====== Listing ======
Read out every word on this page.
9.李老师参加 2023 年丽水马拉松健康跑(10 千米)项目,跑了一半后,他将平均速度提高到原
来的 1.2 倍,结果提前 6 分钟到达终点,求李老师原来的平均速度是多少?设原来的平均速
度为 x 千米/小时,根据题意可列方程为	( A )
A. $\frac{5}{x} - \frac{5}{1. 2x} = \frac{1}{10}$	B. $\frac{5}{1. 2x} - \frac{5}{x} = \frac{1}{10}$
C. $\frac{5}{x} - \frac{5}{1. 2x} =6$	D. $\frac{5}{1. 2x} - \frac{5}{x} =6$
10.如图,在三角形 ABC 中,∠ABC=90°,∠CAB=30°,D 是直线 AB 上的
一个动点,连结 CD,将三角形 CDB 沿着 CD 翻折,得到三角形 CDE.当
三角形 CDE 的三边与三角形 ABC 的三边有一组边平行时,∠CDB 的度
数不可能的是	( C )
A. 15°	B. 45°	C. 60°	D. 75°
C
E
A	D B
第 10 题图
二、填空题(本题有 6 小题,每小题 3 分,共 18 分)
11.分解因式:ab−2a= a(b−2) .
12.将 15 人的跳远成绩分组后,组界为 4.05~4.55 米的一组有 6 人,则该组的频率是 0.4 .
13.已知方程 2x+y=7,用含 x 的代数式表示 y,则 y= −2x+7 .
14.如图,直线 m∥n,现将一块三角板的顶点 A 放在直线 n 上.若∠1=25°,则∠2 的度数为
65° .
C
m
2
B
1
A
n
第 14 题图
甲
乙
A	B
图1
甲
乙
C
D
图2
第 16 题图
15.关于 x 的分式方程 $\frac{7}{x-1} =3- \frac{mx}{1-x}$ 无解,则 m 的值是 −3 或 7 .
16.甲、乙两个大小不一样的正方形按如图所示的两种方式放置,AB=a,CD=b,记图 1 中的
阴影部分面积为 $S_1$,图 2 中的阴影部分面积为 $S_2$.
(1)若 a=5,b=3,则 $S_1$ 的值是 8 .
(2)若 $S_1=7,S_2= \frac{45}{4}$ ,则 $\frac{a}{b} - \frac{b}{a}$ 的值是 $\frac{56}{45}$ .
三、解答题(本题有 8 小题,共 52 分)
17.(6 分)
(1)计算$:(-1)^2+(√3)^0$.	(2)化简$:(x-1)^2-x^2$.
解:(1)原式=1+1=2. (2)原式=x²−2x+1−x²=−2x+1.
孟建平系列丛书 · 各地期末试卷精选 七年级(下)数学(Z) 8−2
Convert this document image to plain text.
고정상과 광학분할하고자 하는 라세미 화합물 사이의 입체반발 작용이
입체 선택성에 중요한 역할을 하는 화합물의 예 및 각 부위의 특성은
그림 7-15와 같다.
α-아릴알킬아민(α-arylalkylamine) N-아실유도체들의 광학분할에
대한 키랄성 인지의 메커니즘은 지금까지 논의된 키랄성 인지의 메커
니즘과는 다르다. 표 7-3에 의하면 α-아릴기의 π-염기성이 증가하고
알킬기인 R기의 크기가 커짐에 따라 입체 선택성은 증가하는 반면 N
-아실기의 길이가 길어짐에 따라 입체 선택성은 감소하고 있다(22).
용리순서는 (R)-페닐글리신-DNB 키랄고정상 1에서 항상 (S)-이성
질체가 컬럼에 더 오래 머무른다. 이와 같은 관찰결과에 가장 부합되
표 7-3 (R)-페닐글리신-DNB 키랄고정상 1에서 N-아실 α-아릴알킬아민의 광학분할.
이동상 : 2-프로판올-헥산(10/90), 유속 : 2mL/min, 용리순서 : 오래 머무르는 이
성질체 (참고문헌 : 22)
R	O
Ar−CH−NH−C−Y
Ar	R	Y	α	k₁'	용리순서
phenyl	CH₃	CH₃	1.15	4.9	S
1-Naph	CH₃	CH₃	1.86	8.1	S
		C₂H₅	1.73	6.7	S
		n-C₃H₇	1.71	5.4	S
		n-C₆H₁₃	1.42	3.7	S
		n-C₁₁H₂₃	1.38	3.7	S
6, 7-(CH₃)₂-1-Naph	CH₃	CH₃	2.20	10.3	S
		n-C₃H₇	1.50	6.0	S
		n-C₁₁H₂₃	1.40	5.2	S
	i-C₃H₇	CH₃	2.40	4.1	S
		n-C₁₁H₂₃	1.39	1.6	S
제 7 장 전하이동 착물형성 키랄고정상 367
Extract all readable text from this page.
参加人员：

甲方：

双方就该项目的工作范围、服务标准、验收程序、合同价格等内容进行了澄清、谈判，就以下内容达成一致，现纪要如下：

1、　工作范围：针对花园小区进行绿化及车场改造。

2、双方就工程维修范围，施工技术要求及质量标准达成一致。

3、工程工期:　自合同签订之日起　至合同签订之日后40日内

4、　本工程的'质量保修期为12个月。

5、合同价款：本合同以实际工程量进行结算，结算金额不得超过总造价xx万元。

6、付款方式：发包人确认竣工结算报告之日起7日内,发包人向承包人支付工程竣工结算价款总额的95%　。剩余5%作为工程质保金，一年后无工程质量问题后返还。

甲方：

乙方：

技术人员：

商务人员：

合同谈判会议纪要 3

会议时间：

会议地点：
======
Print every entry exactly as written.

> [Full response]
Read out every word on this page.
9.李老师参加 2023 年丽水马拉松健康跑(10 千米)项目,跑了一半后,他将平均速度提高到原
来的 1.2 倍,结果提前 6 分钟到达终点,求李老师原来的平均速度是多少?设原来的平均速
度为 x 千米/小时,根据题意可列方程为	( A )
A. $\frac{5}{x} - \frac{5}{1. 2x} = \frac{1}{10}$	B. $\frac{5}{1. 2x} - \frac{5}{x} = \frac{1}{10}$
C. $\frac{5}{x} - \frac{5}{1. 2x} =6$	D. $\frac{5}{1. 2x} - \frac{5}{x} =6$
10.如图,在三角形 ABC 中,∠ABC=90°,∠CAB=30°,D 是直线 AB 上的
一个动点,连结 CD,将三角形 CDB 沿着 CD 翻折,得到三角形 CDE.当
三角形 CDE 的三边与三角形 ABC 的三边有一组边平行时,∠CDB 的度
数不可能的是	( C )
A. 15°	B. 45°	C. 60°	D. 75°
C
E
A	D B
第 10 题图
二、填空题(本题有 6 小题,每小题 3 分,共 18 分)
11.分解因式:ab−2a= a(b−2) .
12.将 15 人的跳远成绩分组后,组界为 4.05~4.55 米的一组有 6 人,则该组的频率是 0.4 .
13.已知方程 2x+y=7,用含 x 的代数式表示 y,则 y= −2x+7 .
14.如图,直线 m∥n,现将一块三角板的顶点 A 放在直线 n 上.若∠1=25°,则∠2 的度数为
65° .
C
m
2
B
1
A
n
第 14 题图
甲
乙
A	B
图1
甲
乙
C
D
图2
第 16 题图
15.关于 x 的分式方程 $\frac{7}{x-1} =3- \frac{mx}{1-x}$ 无解,则 m 的值是 −3 或 7 .
16.甲、乙两个大小不一样的正方形按如图所示的两种方式放置,AB=a,CD=b,记图 1 中的
阴影部分面积为 $S_1$,图 2 中的阴影部分面积为 $S_2$.
(1)若 a=5,b=3,则 $S_1$ 的值是 8 .
(2)若 $S_1=7,S_2= \frac{45}{4}$ ,则 $\frac{a}{b} - \frac{b}{a}$ 的值是 $\frac{56}{45}$ .
三、解答题(本题有 8 小题,共 52 分)
17.(6 分)
(1)计算$:(-1)^2+(√3)^0$.	(2)化简$:(x-1)^2-x^2$.
解:(1)原式=1+1=2. (2)原式=x²−2x+1−x²=−2x+1.
孟建平系列丛书 · 各地期末试卷精选 七年级(下)数学(Z) 8−2
Convert this document image to plain text.
고정상과 광학분할하고자 하는 라세미 화합물 사이의 입체반발 작용이
입체 선택성에 중요한 역할을 하는 화합물의 예 및 각 부위의 특성은
그림 7-15와 같다.
α-아릴알킬아민(α-arylalkylamine) N-아실유도체들의 광학분할에
대한 키랄성 인지의 메커니즘은 지금까지 논의된 키랄성 인지의 메커
니즘과는 다르다. 표 7-3에 의하면 α-아릴기의 π-염기성이 증가하고
알킬기인 R기의 크기가 커짐에 따라 입체 선택성은 증가하는 반면 N
-아실기의 길이가 길어짐에 따라 입체 선택성은 감소하고 있다(22).
용리순서는 (R)-페닐글리신-DNB 키랄고정상 1에서 항상 (S)-이성
질체가 컬럼에 더 오래 머무른다. 이와 같은 관찰결과에 가장 부합되
표 7-3 (R)-페닐글리신-DNB 키랄고정상 1에서 N-아실 α-아릴알킬아민의 광학분할.
이동상 : 2-프로판올-헥산(10/90), 유속 : 2mL/min, 용리순서 : 오래 머무르는 이
성질체 (참고문헌 : 22)
R	O
Ar−CH−NH−C−Y
Ar	R	Y	α	k₁'	용리순서
phenyl	CH₃	CH₃	1.15	4.9	S
1-Naph	CH₃	CH₃	1.86	8.1	S
		C₂H₅	1.73	6.7	S
		n-C₃H₇	1.71	5.4	S
		n-C₆H₁₃	1.42	3.7	S
		n-C₁₁H₂₃	1.38	3.7	S
6, 7-(CH₃)₂-1-Naph	CH₃	CH₃	2.20	10.3	S
		n-C₃H₇	1.50	6.0	S
		n-C₁₁H₂₃	1.40	5.2	S
	i-C₃H₇	CH₃	2.40	4.1	S
		n-C₁₁H₂₃	1.39	1.6	S
제 7 장 전하이동 착물형성 키랄고정상 367
Extract all readable text from this page.
参加人员：

甲方：

双方就该项目的工作范围、服务标准、验收程序、合同价格等内容进行了澄清、谈判，就以下内容达成一致，现纪要如下：

1、　工作范围：针对花园小区进行绿化及车场改造。

2、双方就工程维修范围，施工技术要求及质量标准达成一致。

3、工程工期:　自合同签订之日起　至合同签订之日后40日内

4、　本工程的'质量保修期为12个月。

5、合同价款：本合同以实际工程量进行结算，结算金额不得超过总造价xx万元。

6、付款方式：发包人确认竣工结算报告之日起7日内,发包人向承包人支付工程竣工结算价款总额的95%　。剩余5%作为工程质保金，一年后无工程质量问题后返还。

甲方：

乙方：

技术人员：

商务人员：

合同谈判会议纪要 3

会议时间：

会议地点：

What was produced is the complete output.